Information given –

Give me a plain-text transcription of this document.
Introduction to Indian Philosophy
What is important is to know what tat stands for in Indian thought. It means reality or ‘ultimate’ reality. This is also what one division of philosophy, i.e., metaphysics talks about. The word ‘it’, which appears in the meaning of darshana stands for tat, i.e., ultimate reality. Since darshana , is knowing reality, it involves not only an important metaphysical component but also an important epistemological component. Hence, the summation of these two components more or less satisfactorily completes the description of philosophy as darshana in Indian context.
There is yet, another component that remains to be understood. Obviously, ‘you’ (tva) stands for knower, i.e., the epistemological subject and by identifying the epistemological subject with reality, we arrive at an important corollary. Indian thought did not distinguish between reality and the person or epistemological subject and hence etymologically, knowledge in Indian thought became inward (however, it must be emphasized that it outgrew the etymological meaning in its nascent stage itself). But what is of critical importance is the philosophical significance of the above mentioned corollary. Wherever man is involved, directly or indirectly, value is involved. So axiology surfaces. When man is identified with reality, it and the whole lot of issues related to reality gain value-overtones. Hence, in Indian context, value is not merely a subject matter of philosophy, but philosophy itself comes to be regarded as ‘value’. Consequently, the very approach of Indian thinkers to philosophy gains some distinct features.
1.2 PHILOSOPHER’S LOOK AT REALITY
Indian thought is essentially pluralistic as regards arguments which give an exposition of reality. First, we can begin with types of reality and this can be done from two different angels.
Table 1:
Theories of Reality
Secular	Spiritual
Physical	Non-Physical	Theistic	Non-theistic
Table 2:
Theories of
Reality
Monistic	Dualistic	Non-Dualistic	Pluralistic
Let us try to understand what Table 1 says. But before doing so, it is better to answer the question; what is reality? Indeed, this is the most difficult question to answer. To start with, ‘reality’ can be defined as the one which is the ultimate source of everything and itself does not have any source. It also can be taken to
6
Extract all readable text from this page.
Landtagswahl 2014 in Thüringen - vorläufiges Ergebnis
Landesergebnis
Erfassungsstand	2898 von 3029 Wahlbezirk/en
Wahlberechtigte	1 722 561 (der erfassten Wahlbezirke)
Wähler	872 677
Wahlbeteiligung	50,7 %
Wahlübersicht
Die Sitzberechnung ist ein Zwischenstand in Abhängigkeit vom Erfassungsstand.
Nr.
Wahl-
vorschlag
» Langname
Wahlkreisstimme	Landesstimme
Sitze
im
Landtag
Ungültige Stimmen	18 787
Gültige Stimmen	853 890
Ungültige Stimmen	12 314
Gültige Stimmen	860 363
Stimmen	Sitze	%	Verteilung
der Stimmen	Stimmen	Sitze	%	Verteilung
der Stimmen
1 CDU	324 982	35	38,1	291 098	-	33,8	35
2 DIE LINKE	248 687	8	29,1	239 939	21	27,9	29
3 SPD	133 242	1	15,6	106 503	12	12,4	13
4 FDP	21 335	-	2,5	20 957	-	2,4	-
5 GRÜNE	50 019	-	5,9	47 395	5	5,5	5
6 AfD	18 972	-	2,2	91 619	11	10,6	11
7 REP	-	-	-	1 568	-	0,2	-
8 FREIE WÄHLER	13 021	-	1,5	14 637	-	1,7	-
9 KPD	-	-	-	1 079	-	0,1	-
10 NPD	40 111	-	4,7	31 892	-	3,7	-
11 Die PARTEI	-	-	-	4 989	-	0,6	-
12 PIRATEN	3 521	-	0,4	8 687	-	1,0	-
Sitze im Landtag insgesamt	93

Exercise instructions – Beginning at the line where "Extract all readable text from this page." appears, extract each line through the end of the data above; keep them exact and include nothing else.

Exercise result –
Extract all readable text from this page.
Landtagswahl 2014 in Thüringen - vorläufiges Ergebnis
Landesergebnis
Erfassungsstand	2898 von 3029 Wahlbezirk/en
Wahlberechtigte	1 722 561 (der erfassten Wahlbezirke)
Wähler	872 677
Wahlbeteiligung	50,7 %
Wahlübersicht
Die Sitzberechnung ist ein Zwischenstand in Abhängigkeit vom Erfassungsstand.
Nr.
Wahl-
vorschlag
» Langname
Wahlkreisstimme	Landesstimme
Sitze
im
Landtag
Ungültige Stimmen	18 787
Gültige Stimmen	853 890
Ungültige Stimmen	12 314
Gültige Stimmen	860 363
Stimmen	Sitze	%	Verteilung
der Stimmen	Stimmen	Sitze	%	Verteilung
der Stimmen
1 CDU	324 982	35	38,1	291 098	-	33,8	35
2 DIE LINKE	248 687	8	29,1	239 939	21	27,9	29
3 SPD	133 242	1	15,6	106 503	12	12,4	13
4 FDP	21 335	-	2,5	20 957	-	2,4	-
5 GRÜNE	50 019	-	5,9	47 395	5	5,5	5
6 AfD	18 972	-	2,2	91 619	11	10,6	11
7 REP	-	-	-	1 568	-	0,2	-
8 FREIE WÄHLER	13 021	-	1,5	14 637	-	1,7	-
9 KPD	-	-	-	1 079	-	0,1	-
10 NPD	40 111	-	4,7	31 892	-	3,7	-
11 Die PARTEI	-	-	-	4 989	-	0,6	-
12 PIRATEN	3 521	-	0,4	8 687	-	1,0	-
Sitze im Landtag insgesamt	93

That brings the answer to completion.